▶ [Work to complete]: Filter the data for lines with the word "massive", then copy every line so identified.

▶ [Provided records]:
=======

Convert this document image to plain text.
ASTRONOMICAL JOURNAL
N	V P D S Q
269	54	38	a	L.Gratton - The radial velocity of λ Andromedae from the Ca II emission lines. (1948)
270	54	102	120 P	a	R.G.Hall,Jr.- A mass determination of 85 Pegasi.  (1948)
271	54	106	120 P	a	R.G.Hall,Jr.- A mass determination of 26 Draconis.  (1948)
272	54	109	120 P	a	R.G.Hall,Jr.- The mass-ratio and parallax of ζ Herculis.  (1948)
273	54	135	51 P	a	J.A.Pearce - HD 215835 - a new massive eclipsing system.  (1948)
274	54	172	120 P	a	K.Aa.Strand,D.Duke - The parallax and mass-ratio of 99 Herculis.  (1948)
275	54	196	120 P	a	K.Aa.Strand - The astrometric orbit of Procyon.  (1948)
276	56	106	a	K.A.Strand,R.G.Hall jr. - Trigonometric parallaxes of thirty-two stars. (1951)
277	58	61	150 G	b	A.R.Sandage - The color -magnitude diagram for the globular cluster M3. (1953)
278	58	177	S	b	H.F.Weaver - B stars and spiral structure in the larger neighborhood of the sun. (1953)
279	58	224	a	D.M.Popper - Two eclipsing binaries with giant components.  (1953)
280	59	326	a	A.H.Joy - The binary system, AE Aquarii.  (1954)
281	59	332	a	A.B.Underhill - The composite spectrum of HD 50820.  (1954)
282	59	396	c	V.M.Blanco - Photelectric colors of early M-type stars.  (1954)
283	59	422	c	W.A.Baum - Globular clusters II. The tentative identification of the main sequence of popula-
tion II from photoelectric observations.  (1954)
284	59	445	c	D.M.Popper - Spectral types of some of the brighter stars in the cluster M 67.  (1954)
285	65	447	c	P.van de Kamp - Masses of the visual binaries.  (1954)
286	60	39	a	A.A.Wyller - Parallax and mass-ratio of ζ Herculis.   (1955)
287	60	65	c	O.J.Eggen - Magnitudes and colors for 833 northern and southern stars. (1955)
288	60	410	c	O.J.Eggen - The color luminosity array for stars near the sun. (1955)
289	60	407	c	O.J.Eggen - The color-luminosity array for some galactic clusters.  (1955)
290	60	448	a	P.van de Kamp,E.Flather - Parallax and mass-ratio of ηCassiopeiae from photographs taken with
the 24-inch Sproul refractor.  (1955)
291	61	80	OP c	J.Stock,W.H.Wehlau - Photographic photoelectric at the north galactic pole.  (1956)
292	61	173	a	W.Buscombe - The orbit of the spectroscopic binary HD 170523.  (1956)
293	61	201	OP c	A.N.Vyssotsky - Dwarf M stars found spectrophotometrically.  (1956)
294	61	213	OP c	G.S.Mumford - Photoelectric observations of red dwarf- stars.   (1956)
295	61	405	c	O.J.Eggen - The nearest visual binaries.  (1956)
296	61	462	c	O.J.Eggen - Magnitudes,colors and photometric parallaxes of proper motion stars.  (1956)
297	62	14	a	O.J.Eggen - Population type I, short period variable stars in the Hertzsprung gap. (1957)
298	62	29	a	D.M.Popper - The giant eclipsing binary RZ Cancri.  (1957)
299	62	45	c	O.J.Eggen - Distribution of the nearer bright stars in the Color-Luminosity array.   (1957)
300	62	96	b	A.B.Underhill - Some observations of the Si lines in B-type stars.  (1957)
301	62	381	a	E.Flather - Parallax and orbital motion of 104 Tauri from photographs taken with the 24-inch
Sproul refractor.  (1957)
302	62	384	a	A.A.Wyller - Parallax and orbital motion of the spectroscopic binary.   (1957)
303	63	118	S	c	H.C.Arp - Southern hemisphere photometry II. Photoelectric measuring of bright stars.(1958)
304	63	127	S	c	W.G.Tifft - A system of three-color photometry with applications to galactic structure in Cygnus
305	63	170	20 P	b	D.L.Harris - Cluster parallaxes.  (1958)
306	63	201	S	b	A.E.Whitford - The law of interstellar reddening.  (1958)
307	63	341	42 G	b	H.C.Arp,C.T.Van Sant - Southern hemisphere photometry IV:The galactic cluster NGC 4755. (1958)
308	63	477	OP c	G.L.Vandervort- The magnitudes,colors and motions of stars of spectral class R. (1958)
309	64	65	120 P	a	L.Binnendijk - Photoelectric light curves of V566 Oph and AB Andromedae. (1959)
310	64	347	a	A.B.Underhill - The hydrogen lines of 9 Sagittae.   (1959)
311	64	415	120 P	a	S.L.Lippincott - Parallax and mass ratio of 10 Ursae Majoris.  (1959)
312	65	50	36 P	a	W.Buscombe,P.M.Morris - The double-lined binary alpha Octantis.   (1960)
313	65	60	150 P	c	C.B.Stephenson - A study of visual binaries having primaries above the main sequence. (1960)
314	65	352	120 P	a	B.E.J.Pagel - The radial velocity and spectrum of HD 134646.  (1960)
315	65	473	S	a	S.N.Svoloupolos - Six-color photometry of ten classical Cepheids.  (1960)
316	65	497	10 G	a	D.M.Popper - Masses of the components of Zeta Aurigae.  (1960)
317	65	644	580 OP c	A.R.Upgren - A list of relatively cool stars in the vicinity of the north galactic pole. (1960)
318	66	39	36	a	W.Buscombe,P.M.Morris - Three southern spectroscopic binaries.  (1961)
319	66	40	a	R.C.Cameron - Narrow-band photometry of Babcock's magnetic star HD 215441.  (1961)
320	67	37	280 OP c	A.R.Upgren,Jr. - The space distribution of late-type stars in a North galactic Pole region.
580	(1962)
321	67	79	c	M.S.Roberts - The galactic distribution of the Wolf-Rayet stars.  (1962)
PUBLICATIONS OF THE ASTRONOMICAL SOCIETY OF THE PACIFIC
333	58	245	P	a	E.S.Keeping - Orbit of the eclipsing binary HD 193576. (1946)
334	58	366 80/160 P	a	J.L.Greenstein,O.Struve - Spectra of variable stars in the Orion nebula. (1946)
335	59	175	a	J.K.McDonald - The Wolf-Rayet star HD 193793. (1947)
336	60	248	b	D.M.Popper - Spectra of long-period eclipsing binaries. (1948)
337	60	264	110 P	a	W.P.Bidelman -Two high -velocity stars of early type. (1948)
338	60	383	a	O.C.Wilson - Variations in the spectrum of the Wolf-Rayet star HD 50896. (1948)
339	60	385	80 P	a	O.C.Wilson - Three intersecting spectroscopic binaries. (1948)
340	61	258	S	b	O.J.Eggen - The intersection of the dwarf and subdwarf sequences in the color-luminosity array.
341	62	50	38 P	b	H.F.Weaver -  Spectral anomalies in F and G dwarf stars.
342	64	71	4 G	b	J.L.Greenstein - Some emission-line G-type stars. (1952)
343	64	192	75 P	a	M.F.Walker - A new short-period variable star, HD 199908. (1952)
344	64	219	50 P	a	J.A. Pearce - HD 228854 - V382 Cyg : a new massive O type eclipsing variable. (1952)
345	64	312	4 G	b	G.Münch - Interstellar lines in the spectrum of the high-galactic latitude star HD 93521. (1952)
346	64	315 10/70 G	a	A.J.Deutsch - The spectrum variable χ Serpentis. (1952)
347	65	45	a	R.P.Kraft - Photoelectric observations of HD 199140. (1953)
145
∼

=======

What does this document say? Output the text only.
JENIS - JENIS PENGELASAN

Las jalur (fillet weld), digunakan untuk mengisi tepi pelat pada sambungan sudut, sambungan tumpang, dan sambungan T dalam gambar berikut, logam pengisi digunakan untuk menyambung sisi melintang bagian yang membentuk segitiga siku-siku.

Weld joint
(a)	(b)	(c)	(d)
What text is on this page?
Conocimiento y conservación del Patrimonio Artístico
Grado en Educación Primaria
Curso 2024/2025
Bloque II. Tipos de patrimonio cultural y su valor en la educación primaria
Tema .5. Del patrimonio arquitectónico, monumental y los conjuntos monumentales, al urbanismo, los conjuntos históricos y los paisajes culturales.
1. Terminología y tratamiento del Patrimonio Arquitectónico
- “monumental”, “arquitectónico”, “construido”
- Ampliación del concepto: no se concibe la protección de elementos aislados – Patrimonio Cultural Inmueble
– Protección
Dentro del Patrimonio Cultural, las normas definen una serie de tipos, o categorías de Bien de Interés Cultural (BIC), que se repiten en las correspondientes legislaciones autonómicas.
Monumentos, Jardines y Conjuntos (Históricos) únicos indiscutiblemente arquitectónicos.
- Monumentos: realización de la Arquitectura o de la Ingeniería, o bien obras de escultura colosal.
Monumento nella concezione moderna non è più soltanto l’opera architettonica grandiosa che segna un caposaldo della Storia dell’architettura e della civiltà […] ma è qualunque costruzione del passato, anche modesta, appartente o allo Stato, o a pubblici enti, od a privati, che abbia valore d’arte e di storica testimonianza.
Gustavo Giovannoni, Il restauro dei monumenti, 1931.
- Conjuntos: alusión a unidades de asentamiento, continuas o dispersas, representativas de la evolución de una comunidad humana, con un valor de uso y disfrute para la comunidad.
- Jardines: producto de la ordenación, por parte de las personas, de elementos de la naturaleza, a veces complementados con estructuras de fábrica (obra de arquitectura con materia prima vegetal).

=======

▶ [Solution to this exercise]:
273	54	135	51 P	a	J.A.Pearce - HD 215835 - a new massive eclipsing system.  (1948)
344	64	219	50 P	a	J.A. Pearce - HD 228854 - V382 Cyg : a new massive O type eclipsing variable. (1952)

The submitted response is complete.